### Written request
Write out the material exactly, with the pictures left out.

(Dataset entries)
....
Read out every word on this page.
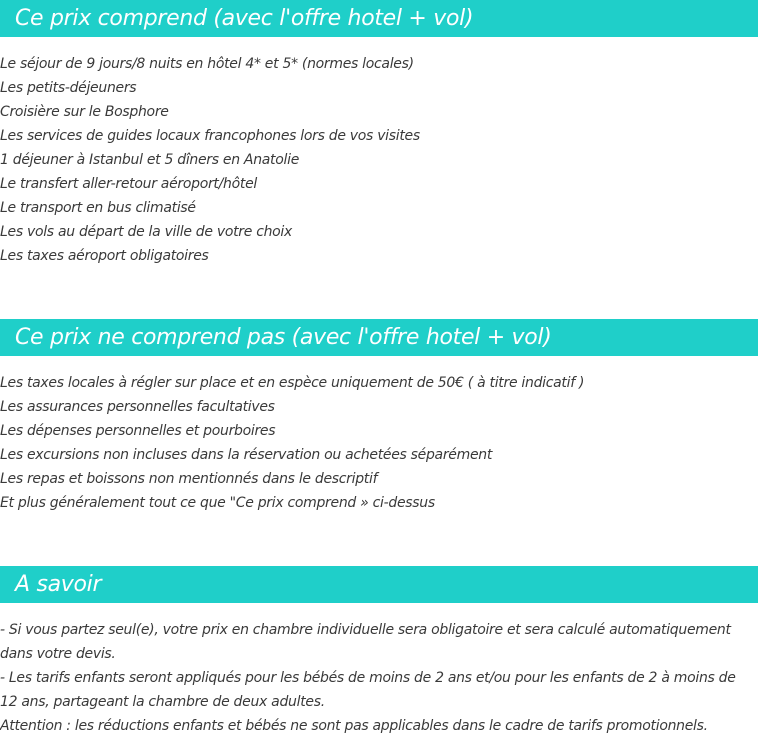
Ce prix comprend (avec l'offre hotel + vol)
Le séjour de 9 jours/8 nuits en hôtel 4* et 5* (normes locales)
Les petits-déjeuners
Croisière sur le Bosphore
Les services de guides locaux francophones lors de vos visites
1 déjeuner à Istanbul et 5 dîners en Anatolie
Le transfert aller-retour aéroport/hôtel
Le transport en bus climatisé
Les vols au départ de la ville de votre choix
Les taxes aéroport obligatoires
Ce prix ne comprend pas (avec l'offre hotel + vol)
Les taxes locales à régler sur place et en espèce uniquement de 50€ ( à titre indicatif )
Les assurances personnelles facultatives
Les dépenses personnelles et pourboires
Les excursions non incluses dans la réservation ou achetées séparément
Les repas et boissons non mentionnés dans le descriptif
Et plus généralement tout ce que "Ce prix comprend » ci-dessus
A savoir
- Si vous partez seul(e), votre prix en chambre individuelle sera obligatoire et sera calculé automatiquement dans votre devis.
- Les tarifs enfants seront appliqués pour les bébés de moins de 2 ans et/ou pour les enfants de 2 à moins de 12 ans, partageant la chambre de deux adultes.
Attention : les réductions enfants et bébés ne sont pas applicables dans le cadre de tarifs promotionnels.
....
### Worked solution
Read out every word on this page.
Ce prix comprend (avec l'offre hotel + vol)
Le séjour de 9 jours/8 nuits en hôtel 4* et 5* (normes locales)
Les petits-déjeuners
Croisière sur le Bosphore
Les services de guides locaux francophones lors de vos visites
1 déjeuner à Istanbul et 5 dîners en Anatolie
Le transfert aller-retour aéroport/hôtel
Le transport en bus climatisé
Les vols au départ de la ville de votre choix
Les taxes aéroport obligatoires
Ce prix ne comprend pas (avec l'offre hotel + vol)
Les taxes locales à régler sur place et en espèce uniquement de 50€ ( à titre indicatif )
Les assurances personnelles facultatives
Les dépenses personnelles et pourboires
Les excursions non incluses dans la réservation ou achetées séparément
Les repas et boissons non mentionnés dans le descriptif
Et plus généralement tout ce que "Ce prix comprend » ci-dessus
A savoir
- Si vous partez seul(e), votre prix en chambre individuelle sera obligatoire et sera calculé automatiquement dans votre devis.
- Les tarifs enfants seront appliqués pour les bébés de moins de 2 ans et/ou pour les enfants de 2 à moins de 12 ans, partageant la chambre de deux adultes.
Attention : les réductions enfants et bébés ne sont pas applicables dans le cadre de tarifs promotionnels.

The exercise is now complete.